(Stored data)
>> start

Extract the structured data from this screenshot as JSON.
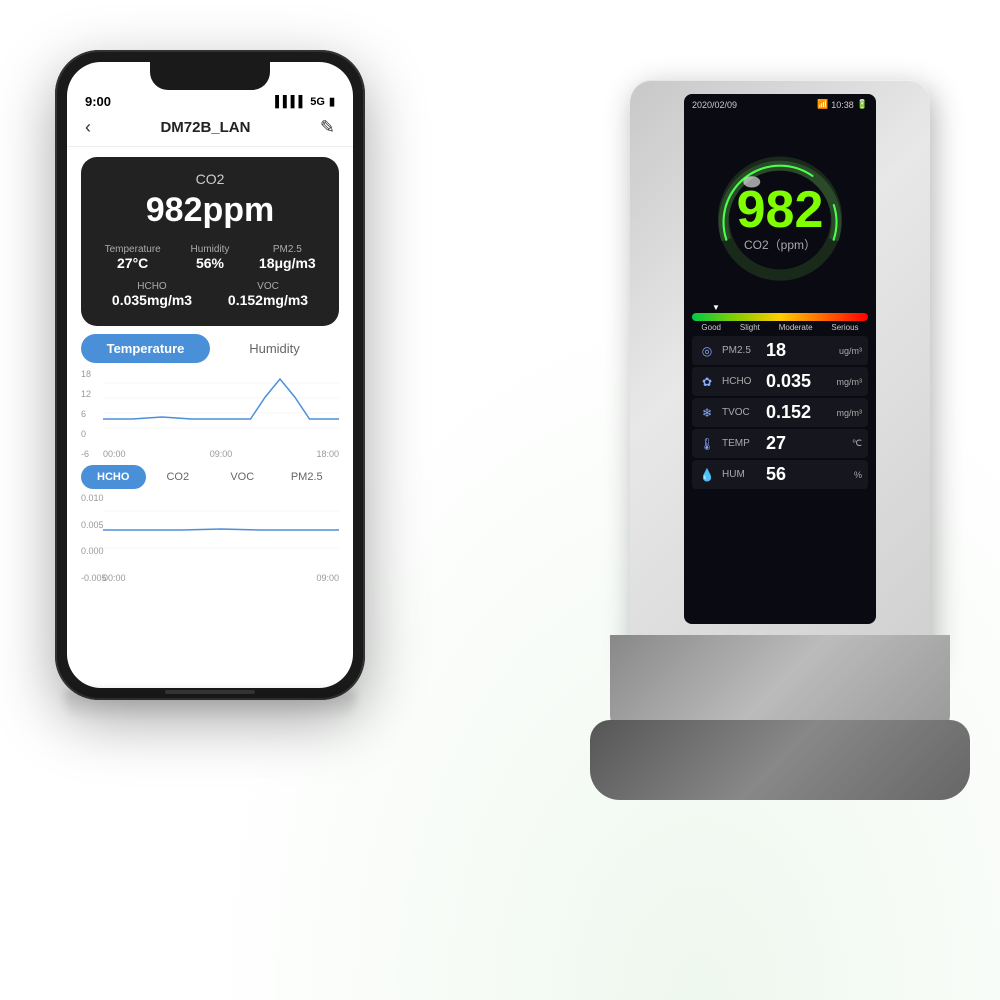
{
  "phone": {
    "status_time": "9:00",
    "signal": "▌▌▌▌",
    "network": "5G",
    "battery": "🔋",
    "nav_title": "DM72B_LAN",
    "back_icon": "‹",
    "edit_icon": "✎",
    "co2_label": "CO2",
    "co2_value": "982ppm",
    "temp_label": "Temperature",
    "temp_value": "27°C",
    "humidity_label": "Humidity",
    "humidity_value": "56%",
    "pm25_label": "PM2.5",
    "pm25_value": "18μg/m3",
    "hcho_label": "HCHO",
    "hcho_value": "0.035mg/m3",
    "voc_label": "VOC",
    "voc_value": "0.152mg/m3",
    "tab_temp": "Temperature",
    "tab_humidity": "Humidity",
    "chart_y": [
      "18",
      "12",
      "6",
      "0",
      "-6"
    ],
    "chart_x": [
      "00:00",
      "09:00",
      "18:00"
    ],
    "btab_hcho": "HCHO",
    "btab_co2": "CO2",
    "btab_voc": "VOC",
    "btab_pm25": "PM2.5",
    "chart2_y": [
      "0.010",
      "0.005",
      "0.000",
      "-0.005"
    ],
    "chart2_x": [
      "00:00",
      "09:00"
    ]
  },
  "device": {
    "date": "2020/02/09",
    "wifi_icon": "wifi",
    "time": "10:38",
    "battery_icon": "battery",
    "co2_value": "982",
    "co2_unit": "CO2（ppm）",
    "bar_labels": [
      "Good",
      "Slight",
      "Moderate",
      "Serious"
    ],
    "rows": [
      {
        "icon": "◎",
        "name": "PM2.5",
        "value": "18",
        "unit": "ug/m³"
      },
      {
        "icon": "✿",
        "name": "HCHO",
        "value": "0.035",
        "unit": "mg/m³"
      },
      {
        "icon": "❄",
        "name": "TVOC",
        "value": "0.152",
        "unit": "mg/m³"
      },
      {
        "icon": "🌡",
        "name": "TEMP",
        "value": "27",
        "unit": "℃"
      },
      {
        "icon": "💧",
        "name": "HUM",
        "value": "56",
        "unit": "%"
      }
    ]
  }
}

>> end

- **WHAT YOU ARE ASKED TO DO**
Your task is to set down the records shown above exactly, minus any pictures.

- **SOLVED EXERCISE**
Extract the structured data from this screenshot as JSON.
{
  "phone": {
    "status_time": "9:00",
    "signal": "▌▌▌▌",
    "network": "5G",
    "battery": "🔋",
    "nav_title": "DM72B_LAN",
    "back_icon": "‹",
    "edit_icon": "✎",
    "co2_label": "CO2",
    "co2_value": "982ppm",
    "temp_label": "Temperature",
    "temp_value": "27°C",
    "humidity_label": "Humidity",
    "humidity_value": "56%",
    "pm25_label": "PM2.5",
    "pm25_value": "18μg/m3",
    "hcho_label": "HCHO",
    "hcho_value": "0.035mg/m3",
    "voc_label": "VOC",
    "voc_value": "0.152mg/m3",
    "tab_temp": "Temperature",
    "tab_humidity": "Humidity",
    "chart_y": [
      "18",
      "12",
      "6",
      "0",
      "-6"
    ],
    "chart_x": [
      "00:00",
      "09:00",
      "18:00"
    ],
    "btab_hcho": "HCHO",
    "btab_co2": "CO2",
    "btab_voc": "VOC",
    "btab_pm25": "PM2.5",
    "chart2_y": [
      "0.010",
      "0.005",
      "0.000",
      "-0.005"
    ],
    "chart2_x": [
      "00:00",
      "09:00"
    ]
  },
  "device": {
    "date": "2020/02/09",
    "wifi_icon": "wifi",
    "time": "10:38",
    "battery_icon": "battery",
    "co2_value": "982",
    "co2_unit": "CO2（ppm）",
    "bar_labels": [
      "Good",
      "Slight",
      "Moderate",
      "Serious"
    ],
    "rows": [
      {
        "icon": "◎",
        "name": "PM2.5",
        "value": "18",
        "unit": "ug/m³"
      },
      {
        "icon": "✿",
        "name": "HCHO",
        "value": "0.035",
        "unit": "mg/m³"
      },
      {
        "icon": "❄",
        "name": "TVOC",
        "value": "0.152",
        "unit": "mg/m³"
      },
      {
        "icon": "🌡",
        "name": "TEMP",
        "value": "27",
        "unit": "℃"
      },
      {
        "icon": "💧",
        "name": "HUM",
        "value": "56",
        "unit": "%"
      }
    ]
  }
}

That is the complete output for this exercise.